** begin INPUT FOR THIS TASK **
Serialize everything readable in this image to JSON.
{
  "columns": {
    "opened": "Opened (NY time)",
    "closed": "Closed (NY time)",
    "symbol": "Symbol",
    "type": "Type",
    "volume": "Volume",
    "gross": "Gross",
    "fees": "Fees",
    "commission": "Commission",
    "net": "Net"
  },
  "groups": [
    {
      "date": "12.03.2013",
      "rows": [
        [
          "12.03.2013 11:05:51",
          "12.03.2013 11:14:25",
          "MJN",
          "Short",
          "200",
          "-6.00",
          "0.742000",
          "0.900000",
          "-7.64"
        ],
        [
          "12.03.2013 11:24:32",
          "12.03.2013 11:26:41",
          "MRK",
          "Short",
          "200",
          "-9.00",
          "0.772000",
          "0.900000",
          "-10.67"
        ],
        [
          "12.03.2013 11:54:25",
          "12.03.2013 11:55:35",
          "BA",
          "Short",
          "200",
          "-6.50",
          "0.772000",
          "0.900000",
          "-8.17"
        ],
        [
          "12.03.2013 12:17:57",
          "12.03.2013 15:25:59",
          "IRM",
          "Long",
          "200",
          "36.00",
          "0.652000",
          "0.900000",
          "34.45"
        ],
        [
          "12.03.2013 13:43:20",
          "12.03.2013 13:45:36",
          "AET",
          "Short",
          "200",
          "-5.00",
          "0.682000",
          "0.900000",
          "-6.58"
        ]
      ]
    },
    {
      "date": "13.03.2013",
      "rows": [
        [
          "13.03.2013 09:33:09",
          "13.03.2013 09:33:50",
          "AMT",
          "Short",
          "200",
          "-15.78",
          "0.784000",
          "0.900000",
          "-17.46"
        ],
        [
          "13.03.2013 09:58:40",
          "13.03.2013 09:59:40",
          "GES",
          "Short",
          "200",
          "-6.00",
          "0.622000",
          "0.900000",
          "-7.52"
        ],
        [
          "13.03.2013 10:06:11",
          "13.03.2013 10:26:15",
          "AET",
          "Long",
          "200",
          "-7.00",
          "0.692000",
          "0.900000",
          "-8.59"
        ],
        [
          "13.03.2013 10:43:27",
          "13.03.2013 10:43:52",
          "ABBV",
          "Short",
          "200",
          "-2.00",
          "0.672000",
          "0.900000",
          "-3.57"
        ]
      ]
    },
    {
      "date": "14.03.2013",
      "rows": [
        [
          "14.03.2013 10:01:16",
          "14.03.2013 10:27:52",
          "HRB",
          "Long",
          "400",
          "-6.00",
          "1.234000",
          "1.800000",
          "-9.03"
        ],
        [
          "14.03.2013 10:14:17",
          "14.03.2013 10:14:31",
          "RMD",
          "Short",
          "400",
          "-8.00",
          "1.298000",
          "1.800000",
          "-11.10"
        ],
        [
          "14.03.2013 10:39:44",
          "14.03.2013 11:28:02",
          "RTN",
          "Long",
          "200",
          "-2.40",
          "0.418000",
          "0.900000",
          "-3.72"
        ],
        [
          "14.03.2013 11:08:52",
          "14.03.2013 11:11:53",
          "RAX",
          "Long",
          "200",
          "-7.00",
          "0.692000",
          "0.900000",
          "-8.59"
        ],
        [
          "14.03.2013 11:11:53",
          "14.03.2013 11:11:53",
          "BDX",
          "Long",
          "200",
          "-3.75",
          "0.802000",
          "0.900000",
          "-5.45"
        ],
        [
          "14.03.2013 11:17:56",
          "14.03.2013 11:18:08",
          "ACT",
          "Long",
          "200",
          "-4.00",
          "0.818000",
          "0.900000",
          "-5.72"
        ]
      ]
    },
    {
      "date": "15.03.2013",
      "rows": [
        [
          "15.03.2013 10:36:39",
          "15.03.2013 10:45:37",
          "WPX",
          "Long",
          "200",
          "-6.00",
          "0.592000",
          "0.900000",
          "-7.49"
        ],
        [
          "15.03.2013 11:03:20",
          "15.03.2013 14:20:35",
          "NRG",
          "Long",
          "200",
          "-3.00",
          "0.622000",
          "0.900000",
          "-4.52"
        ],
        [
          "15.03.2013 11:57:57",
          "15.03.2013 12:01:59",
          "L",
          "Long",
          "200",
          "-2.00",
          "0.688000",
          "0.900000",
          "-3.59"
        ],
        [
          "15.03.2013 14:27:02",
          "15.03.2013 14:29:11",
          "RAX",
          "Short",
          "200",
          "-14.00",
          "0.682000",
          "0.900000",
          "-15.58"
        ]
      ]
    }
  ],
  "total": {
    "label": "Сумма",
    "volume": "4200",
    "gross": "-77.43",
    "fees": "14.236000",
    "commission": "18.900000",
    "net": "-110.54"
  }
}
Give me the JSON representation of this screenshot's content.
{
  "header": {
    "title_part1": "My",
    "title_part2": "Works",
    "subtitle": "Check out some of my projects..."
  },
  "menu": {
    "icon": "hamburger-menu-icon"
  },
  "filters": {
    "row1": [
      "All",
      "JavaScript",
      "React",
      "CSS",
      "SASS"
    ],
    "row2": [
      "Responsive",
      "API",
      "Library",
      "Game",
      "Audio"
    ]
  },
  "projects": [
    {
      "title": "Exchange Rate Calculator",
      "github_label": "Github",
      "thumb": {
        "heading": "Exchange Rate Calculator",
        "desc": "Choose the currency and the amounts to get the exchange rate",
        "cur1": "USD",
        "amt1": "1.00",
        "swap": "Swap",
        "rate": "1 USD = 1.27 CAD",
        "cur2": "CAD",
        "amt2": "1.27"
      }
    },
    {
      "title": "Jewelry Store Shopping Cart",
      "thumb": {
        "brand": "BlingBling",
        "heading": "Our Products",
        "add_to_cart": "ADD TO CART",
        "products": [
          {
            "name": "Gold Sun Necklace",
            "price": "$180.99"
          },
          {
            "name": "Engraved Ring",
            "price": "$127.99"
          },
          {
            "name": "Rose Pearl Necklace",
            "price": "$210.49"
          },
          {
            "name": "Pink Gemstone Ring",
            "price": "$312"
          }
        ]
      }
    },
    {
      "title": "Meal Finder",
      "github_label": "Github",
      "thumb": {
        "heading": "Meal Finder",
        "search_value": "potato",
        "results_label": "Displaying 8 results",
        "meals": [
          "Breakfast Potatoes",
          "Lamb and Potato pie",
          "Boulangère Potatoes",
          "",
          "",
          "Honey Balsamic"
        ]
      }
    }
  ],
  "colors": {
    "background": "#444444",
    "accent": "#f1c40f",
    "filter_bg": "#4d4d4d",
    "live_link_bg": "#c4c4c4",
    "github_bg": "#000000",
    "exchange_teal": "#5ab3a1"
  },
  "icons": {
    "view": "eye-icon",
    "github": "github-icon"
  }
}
** end INPUT FOR THIS TASK **
INSTRUCTIONS FOR THE TASK. Restate the whole listing exactly.

ANSWER TO THIS PROBLEM.
Serialize everything readable in this image to JSON.
{
  "columns": {
    "opened": "Opened (NY time)",
    "closed": "Closed (NY time)",
    "symbol": "Symbol",
    "type": "Type",
    "volume": "Volume",
    "gross": "Gross",
    "fees": "Fees",
    "commission": "Commission",
    "net": "Net"
  },
  "groups": [
    {
      "date": "12.03.2013",
      "rows": [
        [
          "12.03.2013 11:05:51",
          "12.03.2013 11:14:25",
          "MJN",
          "Short",
          "200",
          "-6.00",
          "0.742000",
          "0.900000",
          "-7.64"
        ],
        [
          "12.03.2013 11:24:32",
          "12.03.2013 11:26:41",
          "MRK",
          "Short",
          "200",
          "-9.00",
          "0.772000",
          "0.900000",
          "-10.67"
        ],
        [
          "12.03.2013 11:54:25",
          "12.03.2013 11:55:35",
          "BA",
          "Short",
          "200",
          "-6.50",
          "0.772000",
          "0.900000",
          "-8.17"
        ],
        [
          "12.03.2013 12:17:57",
          "12.03.2013 15:25:59",
          "IRM",
          "Long",
          "200",
          "36.00",
          "0.652000",
          "0.900000",
          "34.45"
        ],
        [
          "12.03.2013 13:43:20",
          "12.03.2013 13:45:36",
          "AET",
          "Short",
          "200",
          "-5.00",
          "0.682000",
          "0.900000",
          "-6.58"
        ]
      ]
    },
    {
      "date": "13.03.2013",
      "rows": [
        [
          "13.03.2013 09:33:09",
          "13.03.2013 09:33:50",
          "AMT",
          "Short",
          "200",
          "-15.78",
          "0.784000",
          "0.900000",
          "-17.46"
        ],
        [
          "13.03.2013 09:58:40",
          "13.03.2013 09:59:40",
          "GES",
          "Short",
          "200",
          "-6.00",
          "0.622000",
          "0.900000",
          "-7.52"
        ],
        [
          "13.03.2013 10:06:11",
          "13.03.2013 10:26:15",
          "AET",
          "Long",
          "200",
          "-7.00",
          "0.692000",
          "0.900000",
          "-8.59"
        ],
        [
          "13.03.2013 10:43:27",
          "13.03.2013 10:43:52",
          "ABBV",
          "Short",
          "200",
          "-2.00",
          "0.672000",
          "0.900000",
          "-3.57"
        ]
      ]
    },
    {
      "date": "14.03.2013",
      "rows": [
        [
          "14.03.2013 10:01:16",
          "14.03.2013 10:27:52",
          "HRB",
          "Long",
          "400",
          "-6.00",
          "1.234000",
          "1.800000",
          "-9.03"
        ],
        [
          "14.03.2013 10:14:17",
          "14.03.2013 10:14:31",
          "RMD",
          "Short",
          "400",
          "-8.00",
          "1.298000",
          "1.800000",
          "-11.10"
        ],
        [
          "14.03.2013 10:39:44",
          "14.03.2013 11:28:02",
          "RTN",
          "Long",
          "200",
          "-2.40",
          "0.418000",
          "0.900000",
          "-3.72"
        ],
        [
          "14.03.2013 11:08:52",
          "14.03.2013 11:11:53",
          "RAX",
          "Long",
          "200",
          "-7.00",
          "0.692000",
          "0.900000",
          "-8.59"
        ],
        [
          "14.03.2013 11:11:53",
          "14.03.2013 11:11:53",
          "BDX",
          "Long",
          "200",
          "-3.75",
          "0.802000",
          "0.900000",
          "-5.45"
        ],
        [
          "14.03.2013 11:17:56",
          "14.03.2013 11:18:08",
          "ACT",
          "Long",
          "200",
          "-4.00",
          "0.818000",
          "0.900000",
          "-5.72"
        ]
      ]
    },
    {
      "date": "15.03.2013",
      "rows": [
        [
          "15.03.2013 10:36:39",
          "15.03.2013 10:45:37",
          "WPX",
          "Long",
          "200",
          "-6.00",
          "0.592000",
          "0.900000",
          "-7.49"
        ],
        [
          "15.03.2013 11:03:20",
          "15.03.2013 14:20:35",
          "NRG",
          "Long",
          "200",
          "-3.00",
          "0.622000",
          "0.900000",
          "-4.52"
        ],
        [
          "15.03.2013 11:57:57",
          "15.03.2013 12:01:59",
          "L",
          "Long",
          "200",
          "-2.00",
          "0.688000",
          "0.900000",
          "-3.59"
        ],
        [
          "15.03.2013 14:27:02",
          "15.03.2013 14:29:11",
          "RAX",
          "Short",
          "200",
          "-14.00",
          "0.682000",
          "0.900000",
          "-15.58"
        ]
      ]
    }
  ],
  "total": {
    "label": "Сумма",
    "volume": "4200",
    "gross": "-77.43",
    "fees": "14.236000",
    "commission": "18.900000",
    "net": "-110.54"
  }
}
Give me the JSON representation of this screenshot's content.
{
  "header": {
    "title_part1": "My",
    "title_part2": "Works",
    "subtitle": "Check out some of my projects..."
  },
  "menu": {
    "icon": "hamburger-menu-icon"
  },
  "filters": {
    "row1": [
      "All",
      "JavaScript",
      "React",
      "CSS",
      "SASS"
    ],
    "row2": [
      "Responsive",
      "API",
      "Library",
      "Game",
      "Audio"
    ]
  },
  "projects": [
    {
      "title": "Exchange Rate Calculator",
      "github_label": "Github",
      "thumb": {
        "heading": "Exchange Rate Calculator",
        "desc": "Choose the currency and the amounts to get the exchange rate",
        "cur1": "USD",
        "amt1": "1.00",
        "swap": "Swap",
        "rate": "1 USD = 1.27 CAD",
        "cur2": "CAD",
        "amt2": "1.27"
      }
    },
    {
      "title": "Jewelry Store Shopping Cart",
      "thumb": {
        "brand": "BlingBling",
        "heading": "Our Products",
        "add_to_cart": "ADD TO CART",
        "products": [
          {
            "name": "Gold Sun Necklace",
            "price": "$180.99"
          },
          {
            "name": "Engraved Ring",
            "price": "$127.99"
          },
          {
            "name": "Rose Pearl Necklace",
            "price": "$210.49"
          },
          {
            "name": "Pink Gemstone Ring",
            "price": "$312"
          }
        ]
      }
    },
    {
      "title": "Meal Finder",
      "github_label": "Github",
      "thumb": {
        "heading": "Meal Finder",
        "search_value": "potato",
        "results_label": "Displaying 8 results",
        "meals": [
          "Breakfast Potatoes",
          "Lamb and Potato pie",
          "Boulangère Potatoes",
          "",
          "",
          "Honey Balsamic"
        ]
      }
    }
  ],
  "colors": {
    "background": "#444444",
    "accent": "#f1c40f",
    "filter_bg": "#4d4d4d",
    "live_link_bg": "#c4c4c4",
    "github_bg": "#000000",
    "exchange_teal": "#5ab3a1"
  },
  "icons": {
    "view": "eye-icon",
    "github": "github-icon"
  }
}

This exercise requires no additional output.